## Direction:
Which lines hold the word "JSON"? Copy each one.

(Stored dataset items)
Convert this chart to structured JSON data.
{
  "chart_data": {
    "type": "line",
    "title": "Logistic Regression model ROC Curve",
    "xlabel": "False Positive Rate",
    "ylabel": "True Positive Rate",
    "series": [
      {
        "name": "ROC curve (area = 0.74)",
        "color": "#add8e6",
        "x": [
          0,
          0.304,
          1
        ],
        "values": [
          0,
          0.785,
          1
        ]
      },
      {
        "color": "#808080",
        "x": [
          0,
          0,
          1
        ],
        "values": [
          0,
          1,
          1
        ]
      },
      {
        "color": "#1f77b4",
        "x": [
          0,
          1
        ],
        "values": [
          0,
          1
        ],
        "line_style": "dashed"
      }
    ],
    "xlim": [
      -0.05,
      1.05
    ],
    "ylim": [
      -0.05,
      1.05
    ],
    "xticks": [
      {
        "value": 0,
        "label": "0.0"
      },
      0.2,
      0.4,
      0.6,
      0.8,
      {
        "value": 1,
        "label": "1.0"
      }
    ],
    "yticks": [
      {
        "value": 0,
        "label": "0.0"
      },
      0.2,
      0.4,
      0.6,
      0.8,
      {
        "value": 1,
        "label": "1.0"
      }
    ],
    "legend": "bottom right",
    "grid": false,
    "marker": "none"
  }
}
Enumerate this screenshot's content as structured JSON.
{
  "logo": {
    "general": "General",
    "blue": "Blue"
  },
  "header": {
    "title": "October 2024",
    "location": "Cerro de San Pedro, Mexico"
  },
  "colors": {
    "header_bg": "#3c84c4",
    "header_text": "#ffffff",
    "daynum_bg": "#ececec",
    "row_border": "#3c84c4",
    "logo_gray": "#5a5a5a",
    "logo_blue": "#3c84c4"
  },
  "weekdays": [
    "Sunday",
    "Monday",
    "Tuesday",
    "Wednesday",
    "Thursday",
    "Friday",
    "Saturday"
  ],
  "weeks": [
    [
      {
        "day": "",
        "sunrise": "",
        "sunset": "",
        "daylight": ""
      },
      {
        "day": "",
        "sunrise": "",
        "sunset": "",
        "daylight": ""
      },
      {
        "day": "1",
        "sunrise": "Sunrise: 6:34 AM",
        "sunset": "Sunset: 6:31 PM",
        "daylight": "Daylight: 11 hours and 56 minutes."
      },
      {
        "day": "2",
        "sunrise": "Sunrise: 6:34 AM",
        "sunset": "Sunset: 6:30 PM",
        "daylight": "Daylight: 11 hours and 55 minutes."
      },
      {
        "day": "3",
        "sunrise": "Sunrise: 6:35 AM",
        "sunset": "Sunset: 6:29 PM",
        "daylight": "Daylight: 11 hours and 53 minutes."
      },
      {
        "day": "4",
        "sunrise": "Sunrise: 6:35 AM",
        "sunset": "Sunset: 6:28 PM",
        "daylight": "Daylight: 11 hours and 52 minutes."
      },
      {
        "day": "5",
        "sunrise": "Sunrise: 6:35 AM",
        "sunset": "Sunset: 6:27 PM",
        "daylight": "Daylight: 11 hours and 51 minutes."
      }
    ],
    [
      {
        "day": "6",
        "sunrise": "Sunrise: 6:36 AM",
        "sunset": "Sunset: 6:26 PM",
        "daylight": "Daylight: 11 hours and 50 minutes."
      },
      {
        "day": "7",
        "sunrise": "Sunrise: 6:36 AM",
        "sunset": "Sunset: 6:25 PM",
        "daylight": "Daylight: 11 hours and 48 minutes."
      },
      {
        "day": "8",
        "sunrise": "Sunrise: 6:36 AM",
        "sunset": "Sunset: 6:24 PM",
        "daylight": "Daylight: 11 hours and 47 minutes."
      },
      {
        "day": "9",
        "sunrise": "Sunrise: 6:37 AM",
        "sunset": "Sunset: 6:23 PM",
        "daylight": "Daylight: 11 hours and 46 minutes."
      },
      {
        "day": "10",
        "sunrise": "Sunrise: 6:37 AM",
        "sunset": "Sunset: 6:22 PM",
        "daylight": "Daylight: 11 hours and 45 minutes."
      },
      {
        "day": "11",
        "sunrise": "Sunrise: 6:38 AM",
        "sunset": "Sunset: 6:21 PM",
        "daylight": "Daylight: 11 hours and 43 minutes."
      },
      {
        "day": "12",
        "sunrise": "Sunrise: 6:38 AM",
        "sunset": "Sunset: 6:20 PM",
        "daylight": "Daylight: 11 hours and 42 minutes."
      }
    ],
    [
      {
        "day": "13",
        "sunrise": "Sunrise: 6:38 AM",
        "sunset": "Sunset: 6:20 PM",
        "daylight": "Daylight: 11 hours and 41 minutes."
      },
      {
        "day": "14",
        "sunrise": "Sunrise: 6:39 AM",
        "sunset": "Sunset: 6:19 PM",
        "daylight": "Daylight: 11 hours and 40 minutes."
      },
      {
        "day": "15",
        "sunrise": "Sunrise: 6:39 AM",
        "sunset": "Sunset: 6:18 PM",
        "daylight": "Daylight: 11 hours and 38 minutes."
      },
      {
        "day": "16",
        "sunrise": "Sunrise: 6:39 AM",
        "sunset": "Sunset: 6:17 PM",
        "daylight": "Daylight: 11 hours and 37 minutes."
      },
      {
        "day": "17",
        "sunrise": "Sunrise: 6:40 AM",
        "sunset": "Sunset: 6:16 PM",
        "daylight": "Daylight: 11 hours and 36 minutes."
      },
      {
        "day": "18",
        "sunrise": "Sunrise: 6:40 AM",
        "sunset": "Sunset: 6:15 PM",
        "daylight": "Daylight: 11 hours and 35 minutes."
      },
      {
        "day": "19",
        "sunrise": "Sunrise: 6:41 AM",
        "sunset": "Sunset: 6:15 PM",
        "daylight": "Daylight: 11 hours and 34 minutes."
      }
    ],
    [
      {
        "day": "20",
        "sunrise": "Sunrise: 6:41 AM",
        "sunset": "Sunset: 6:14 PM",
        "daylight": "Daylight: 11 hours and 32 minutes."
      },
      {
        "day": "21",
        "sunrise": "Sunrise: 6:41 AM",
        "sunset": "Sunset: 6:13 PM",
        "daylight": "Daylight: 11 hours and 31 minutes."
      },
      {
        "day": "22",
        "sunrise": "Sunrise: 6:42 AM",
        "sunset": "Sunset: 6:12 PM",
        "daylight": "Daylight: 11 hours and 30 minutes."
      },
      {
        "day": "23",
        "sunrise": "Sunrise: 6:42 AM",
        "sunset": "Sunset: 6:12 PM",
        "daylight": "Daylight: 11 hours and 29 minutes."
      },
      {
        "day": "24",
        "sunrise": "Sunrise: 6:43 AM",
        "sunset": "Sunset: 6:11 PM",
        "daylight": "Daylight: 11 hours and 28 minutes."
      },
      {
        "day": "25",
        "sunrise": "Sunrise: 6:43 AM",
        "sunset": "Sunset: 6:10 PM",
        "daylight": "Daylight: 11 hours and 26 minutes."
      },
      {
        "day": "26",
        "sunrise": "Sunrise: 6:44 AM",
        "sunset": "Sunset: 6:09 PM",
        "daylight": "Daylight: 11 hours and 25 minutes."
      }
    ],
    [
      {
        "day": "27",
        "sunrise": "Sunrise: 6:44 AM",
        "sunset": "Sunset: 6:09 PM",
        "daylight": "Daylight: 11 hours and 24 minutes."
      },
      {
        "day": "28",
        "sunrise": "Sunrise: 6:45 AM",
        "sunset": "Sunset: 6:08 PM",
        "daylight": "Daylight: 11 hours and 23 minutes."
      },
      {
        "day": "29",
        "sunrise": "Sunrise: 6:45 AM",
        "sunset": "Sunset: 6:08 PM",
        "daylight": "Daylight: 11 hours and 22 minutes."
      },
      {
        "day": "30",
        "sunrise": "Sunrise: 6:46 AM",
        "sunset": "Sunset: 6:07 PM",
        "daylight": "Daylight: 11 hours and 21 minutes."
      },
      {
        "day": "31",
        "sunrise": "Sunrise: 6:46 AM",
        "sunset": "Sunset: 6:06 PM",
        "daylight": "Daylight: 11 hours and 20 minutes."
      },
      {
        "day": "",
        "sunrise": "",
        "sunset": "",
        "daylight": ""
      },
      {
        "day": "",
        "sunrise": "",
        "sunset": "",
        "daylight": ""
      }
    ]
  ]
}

## Full response:
Convert this chart to structured JSON data.
Enumerate this screenshot's content as structured JSON.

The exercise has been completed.